October 8th, 2019, 9:37 am

JohnLeM,
Thanks.  Glad you enjoyed it.The thesis was a joy to me as well. There's a real story in there with a beginning, middle and end. I will use it as a template structure for future MSc theses and even industry quants who write notes/articles can learn from the style ;)

Now, the goal was in essence a proof-of-concept (POC) to compare against the small number and unclear articles floating on the network. Remember, it is a 3-month project and the academic approach cannot be ignored. I motivated Dalvir to take a modular approach (Figure 0.1) to demystify that whole ML/PDE discussion.
So "get it working, then get it right" and avoid premature optimisation because it is not yet on the critical path,

Some feedback
1. Used Python because OpenCV C++ was not up to the job. Lack of time to investigate in 3 months. Ideally, I would prefer to do everything in C++ from the ground up.
2. That this can be done in traditional ways does not concern me just yet. It's not the point. The goal is that AI can get similar results. Having said that, it may turn out that your approach is much better. Time will tell.
3. I agree, the maths behind the ML is somewhat flaky, as evidenced by the quality of the discussion on the "UAT" thread (for me, it is the equivalent of deus ex machina/not even wrong/holy hand granada of Antioch, whatever, LOL), CS and maths is sometimes like oil and water. These days i'm very much in nitty-gritty mode.

--*--

INSTRUCTIONS TO FOLLOW - Extract the forum post's wording from "2. That this" up to and including "Time will tell.". The lines that come next have no connection to the forum post.

RAW DATA -
--*--

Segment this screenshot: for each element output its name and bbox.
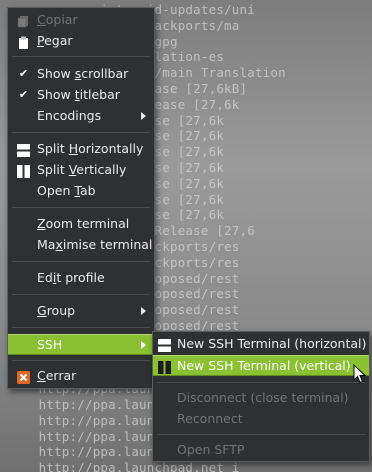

--*--

PROBLEM SOLUTION -
2. That this can be done in traditional ways does not concern me just yet. It's not the point. The goal is that AI can get similar results. Having said that, it may turn out that your approach is much better. Time will tell.